-- Objective --
Leave out any picture and return the remaining listing below exactly as given.

-- Entries provided --

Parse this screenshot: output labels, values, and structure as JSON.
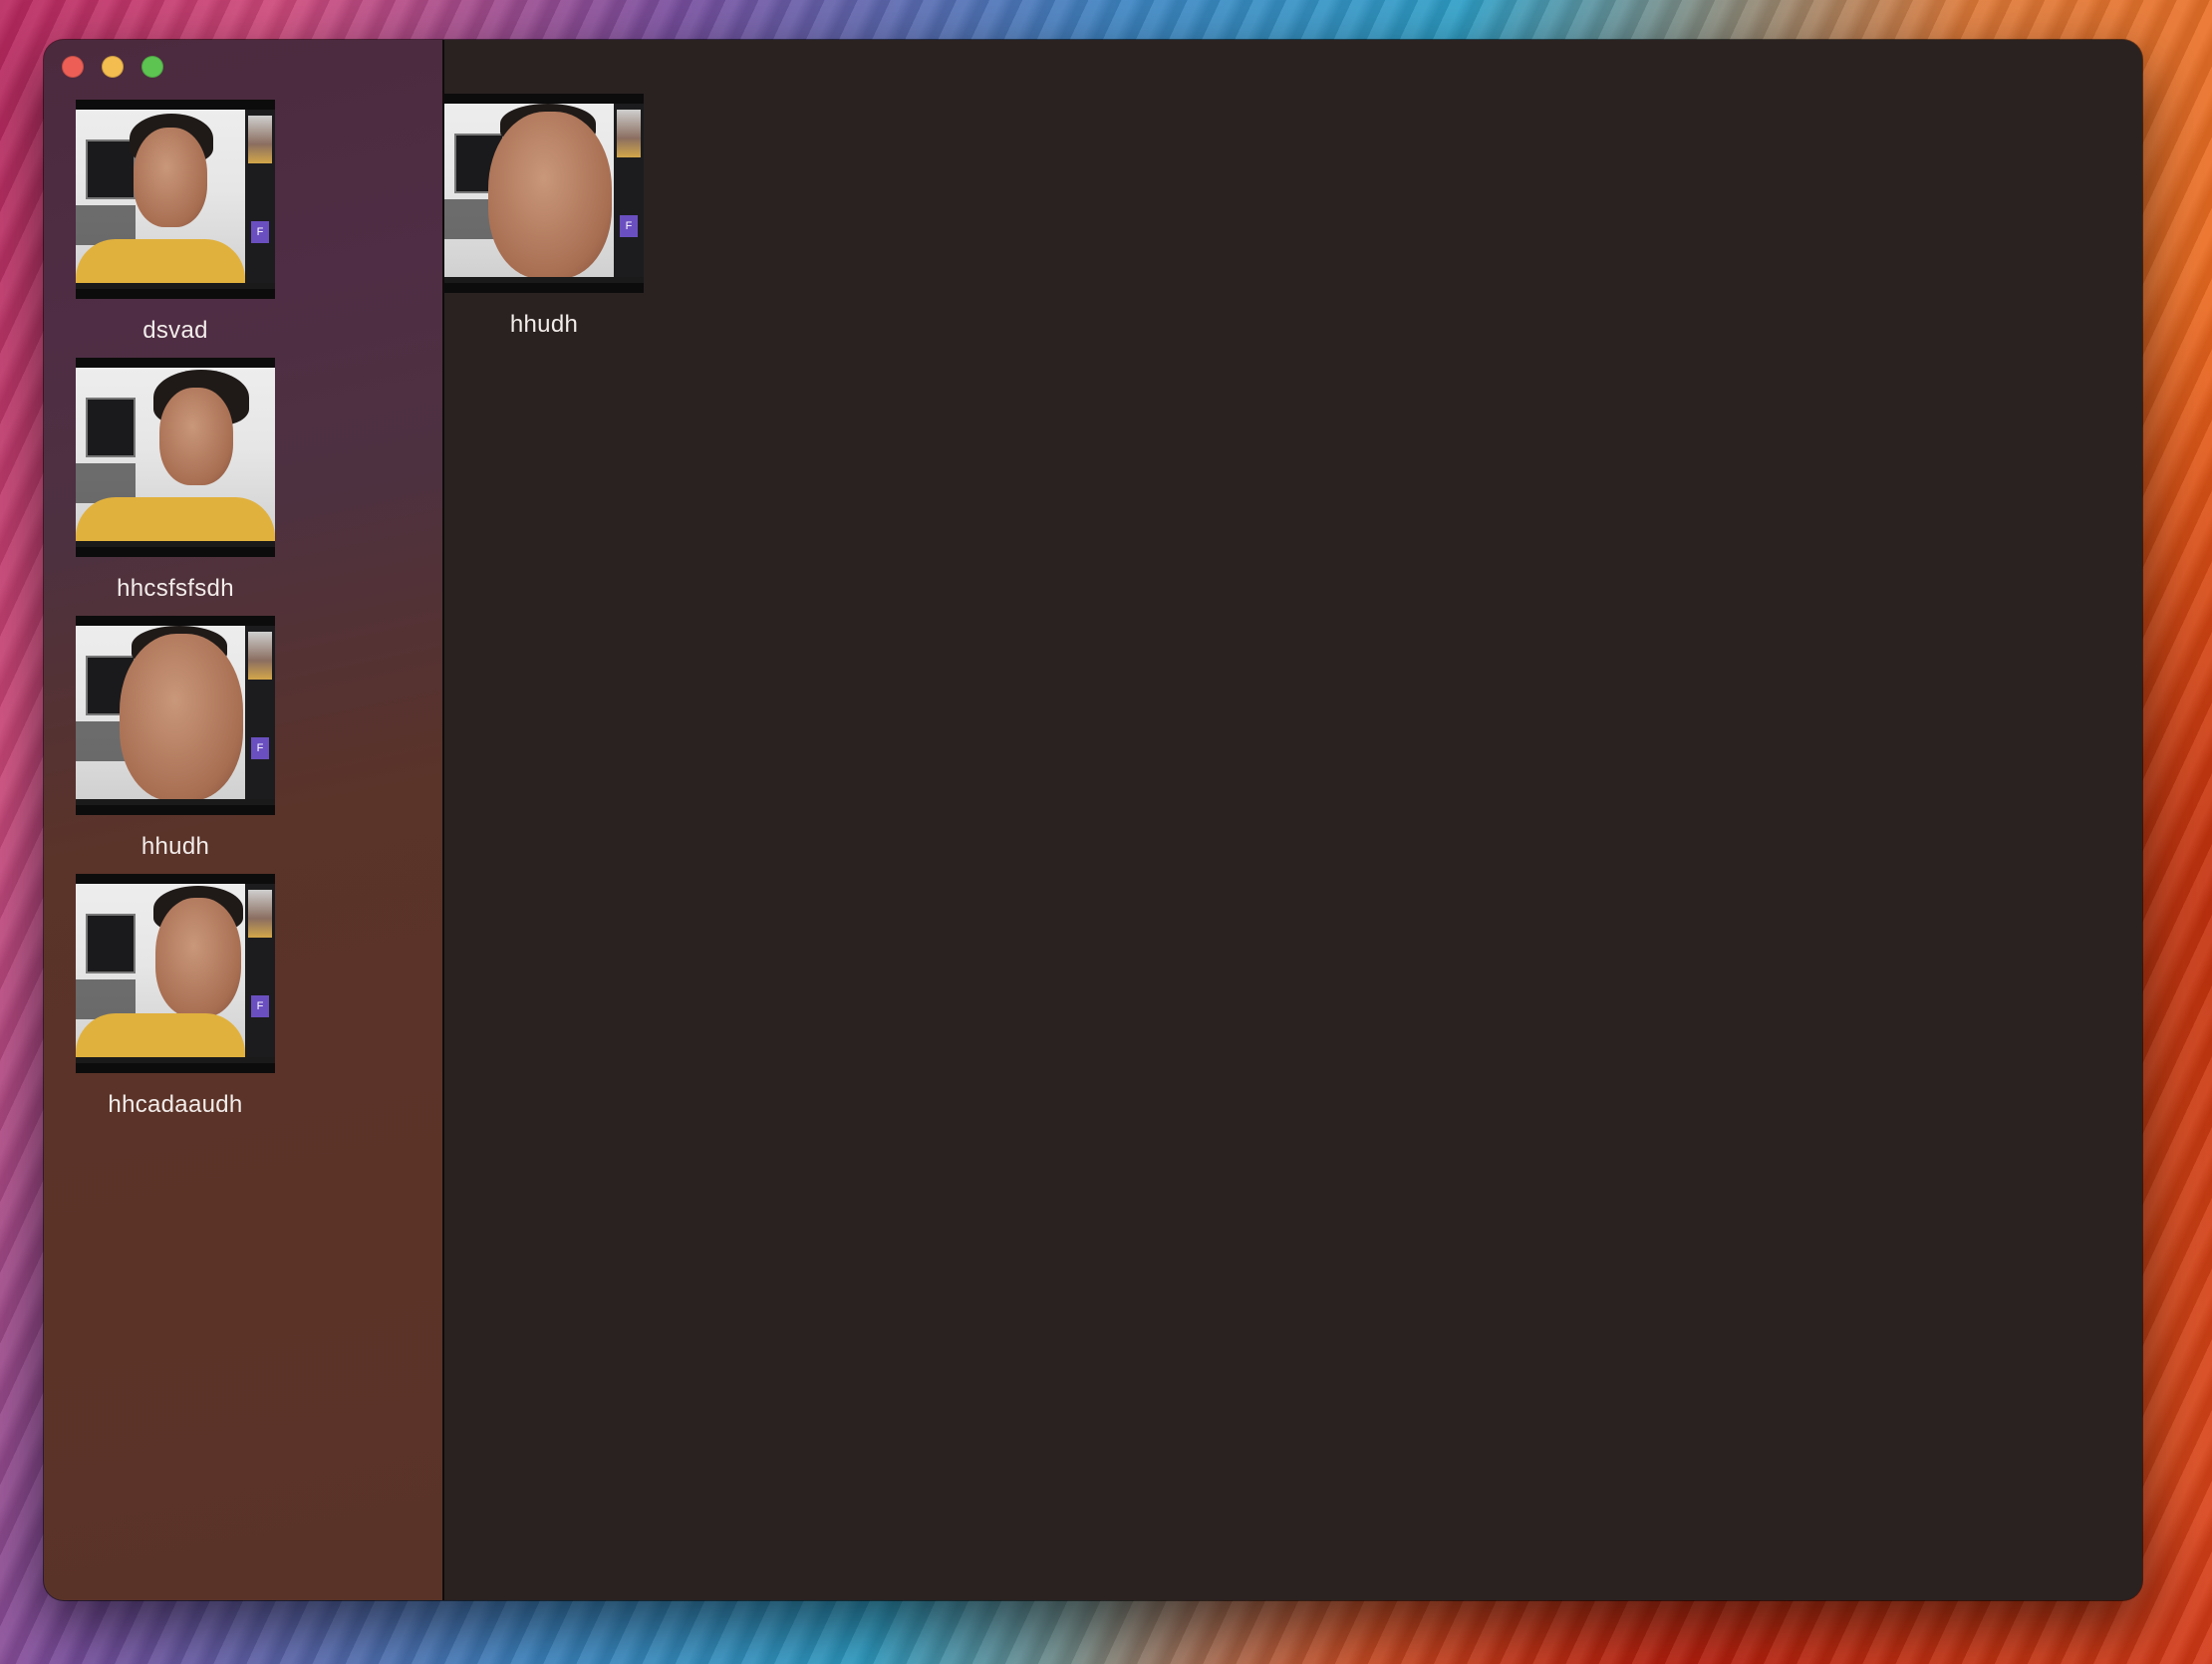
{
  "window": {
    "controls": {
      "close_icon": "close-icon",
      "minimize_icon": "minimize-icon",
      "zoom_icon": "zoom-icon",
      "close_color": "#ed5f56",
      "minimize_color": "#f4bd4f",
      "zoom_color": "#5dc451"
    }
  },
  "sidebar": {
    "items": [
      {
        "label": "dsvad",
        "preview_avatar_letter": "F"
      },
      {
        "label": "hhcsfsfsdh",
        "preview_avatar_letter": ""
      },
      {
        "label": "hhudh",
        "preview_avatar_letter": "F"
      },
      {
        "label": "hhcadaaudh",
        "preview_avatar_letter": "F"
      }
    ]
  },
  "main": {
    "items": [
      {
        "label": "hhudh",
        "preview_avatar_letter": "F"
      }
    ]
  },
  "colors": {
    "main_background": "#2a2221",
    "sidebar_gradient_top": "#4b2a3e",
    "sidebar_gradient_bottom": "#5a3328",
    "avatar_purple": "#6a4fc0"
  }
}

-- Written solution --
Parse this screenshot: output labels, values, and structure as JSON.
{
  "window": {
    "controls": {
      "close_icon": "close-icon",
      "minimize_icon": "minimize-icon",
      "zoom_icon": "zoom-icon",
      "close_color": "#ed5f56",
      "minimize_color": "#f4bd4f",
      "zoom_color": "#5dc451"
    }
  },
  "sidebar": {
    "items": [
      {
        "label": "dsvad",
        "preview_avatar_letter": "F"
      },
      {
        "label": "hhcsfsfsdh",
        "preview_avatar_letter": ""
      },
      {
        "label": "hhudh",
        "preview_avatar_letter": "F"
      },
      {
        "label": "hhcadaaudh",
        "preview_avatar_letter": "F"
      }
    ]
  },
  "main": {
    "items": [
      {
        "label": "hhudh",
        "preview_avatar_letter": "F"
      }
    ]
  },
  "colors": {
    "main_background": "#2a2221",
    "sidebar_gradient_top": "#4b2a3e",
    "sidebar_gradient_bottom": "#5a3328",
    "avatar_purple": "#6a4fc0"
  }
}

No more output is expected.